§ DATASET RECORDS
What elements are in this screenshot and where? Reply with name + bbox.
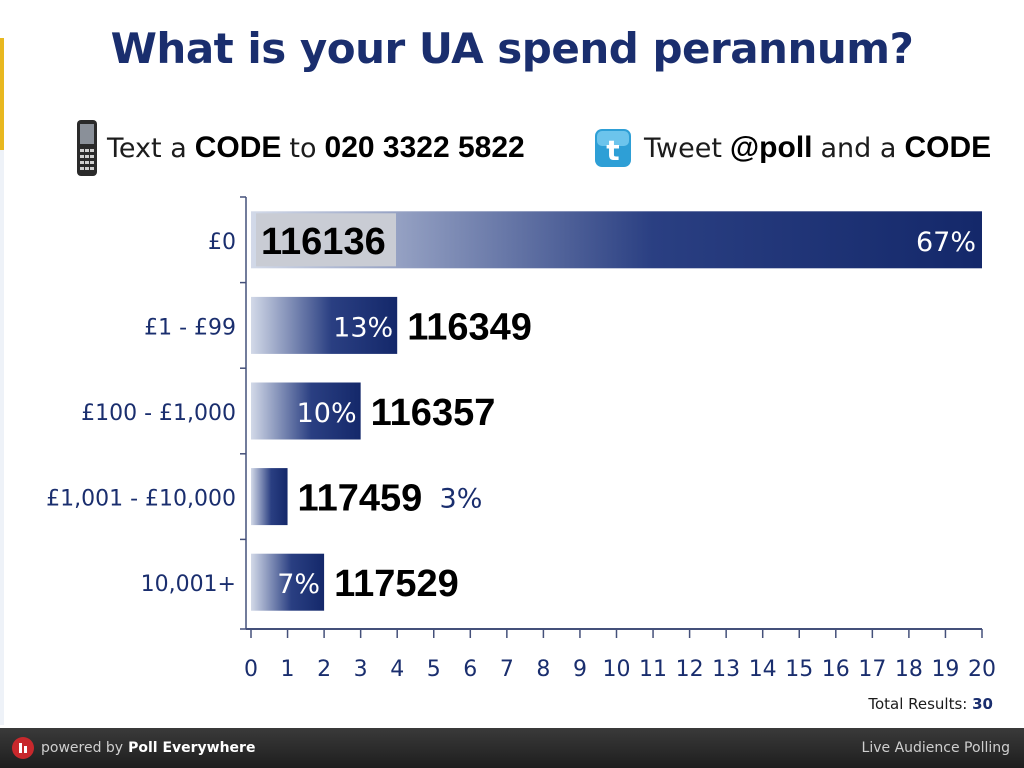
x-tick-label: 10 <box>603 657 631 682</box>
x-tick-label: 16 <box>822 657 850 682</box>
x-tick-label: 2 <box>317 657 331 682</box>
x-tick-label: 15 <box>785 657 813 682</box>
x-tick-label: 18 <box>895 657 923 682</box>
footer-bar: powered by Poll Everywhere Live Audience… <box>0 728 1024 768</box>
percent-label: 13% <box>333 312 393 343</box>
bar <box>251 553 325 611</box>
code-label: 117459 <box>298 478 423 520</box>
tweet-instruction: t Tweet @poll and a CODE <box>594 118 991 178</box>
percent-label: 10% <box>297 398 357 429</box>
text-code: CODE <box>194 131 282 164</box>
footer-brand-link[interactable]: Poll Everywhere <box>128 740 256 756</box>
poll-title: What is your UA spend perannum? <box>110 24 914 73</box>
x-tick-label: 11 <box>639 657 667 682</box>
bar <box>251 468 288 526</box>
code-label: 116136 <box>261 221 386 263</box>
total-results-label: Total Results: <box>867 695 972 713</box>
x-tick-label: 0 <box>244 657 258 682</box>
code-label-box <box>256 213 396 267</box>
percent-label: 7% <box>277 569 320 600</box>
left-edge-strip <box>0 150 4 725</box>
x-tick-label: 8 <box>536 657 550 682</box>
text-instruction: Text a CODE to 020 3322 5822 <box>76 118 525 178</box>
category-label: £1 - £99 <box>144 315 236 340</box>
percent-label: 3% <box>440 484 483 515</box>
x-tick-label: 14 <box>749 657 777 682</box>
footer-live-audience-polling: Live Audience Polling <box>861 740 1010 756</box>
mobile-phone-icon <box>77 120 97 176</box>
x-tick-label: 4 <box>390 657 404 682</box>
text-number: 020 3322 5822 <box>324 131 525 164</box>
x-tick-label: 20 <box>968 657 996 682</box>
x-tick-label: 17 <box>858 657 886 682</box>
x-tick-label: 1 <box>281 657 295 682</box>
bar <box>251 296 398 354</box>
x-tick-label: 19 <box>931 657 959 682</box>
svg-text:t: t <box>606 134 619 167</box>
text-to: to <box>289 132 317 164</box>
total-results-value: 30 <box>972 695 993 713</box>
category-label: £100 - £1,000 <box>81 401 236 426</box>
code-label: 117529 <box>334 563 459 605</box>
x-tick-label: 13 <box>712 657 740 682</box>
tweet-prefix: Tweet <box>644 132 722 164</box>
twitter-bird-icon: t <box>595 129 631 167</box>
tweet-code: CODE <box>904 131 992 164</box>
x-tick-label: 12 <box>676 657 704 682</box>
total-results: Total Results: 30 <box>867 695 993 713</box>
category-label: 10,001+ <box>141 572 236 597</box>
poll-everywhere-logo-icon <box>12 737 34 759</box>
code-label: 116349 <box>407 306 532 348</box>
x-tick-label: 3 <box>354 657 368 682</box>
category-label: £1,001 - £10,000 <box>46 487 236 512</box>
results-bar-chart: £0 116136 67%£1 - £99 13% 116349£100 - £1,00… <box>46 196 996 713</box>
percent-label: 67% <box>916 227 976 258</box>
x-tick-label: 5 <box>427 657 441 682</box>
left-accent-bar <box>0 38 4 150</box>
bar <box>251 382 361 440</box>
x-tick-label: 7 <box>500 657 514 682</box>
code-label: 116357 <box>371 392 496 434</box>
tweet-and: and a <box>820 132 897 164</box>
text-prefix: Text a <box>107 132 187 164</box>
x-tick-label: 9 <box>573 657 587 682</box>
footer-powered-by: powered by <box>41 740 124 756</box>
tweet-handle: @poll <box>729 131 813 164</box>
category-label: £0 <box>208 230 236 255</box>
x-tick-label: 6 <box>463 657 477 682</box>
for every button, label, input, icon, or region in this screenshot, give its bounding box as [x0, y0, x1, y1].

§ EXERCISE DESCRIPTION
State how many lines of the material contain the word "tweet". Give only the number.

§ TASK SOLUTION
5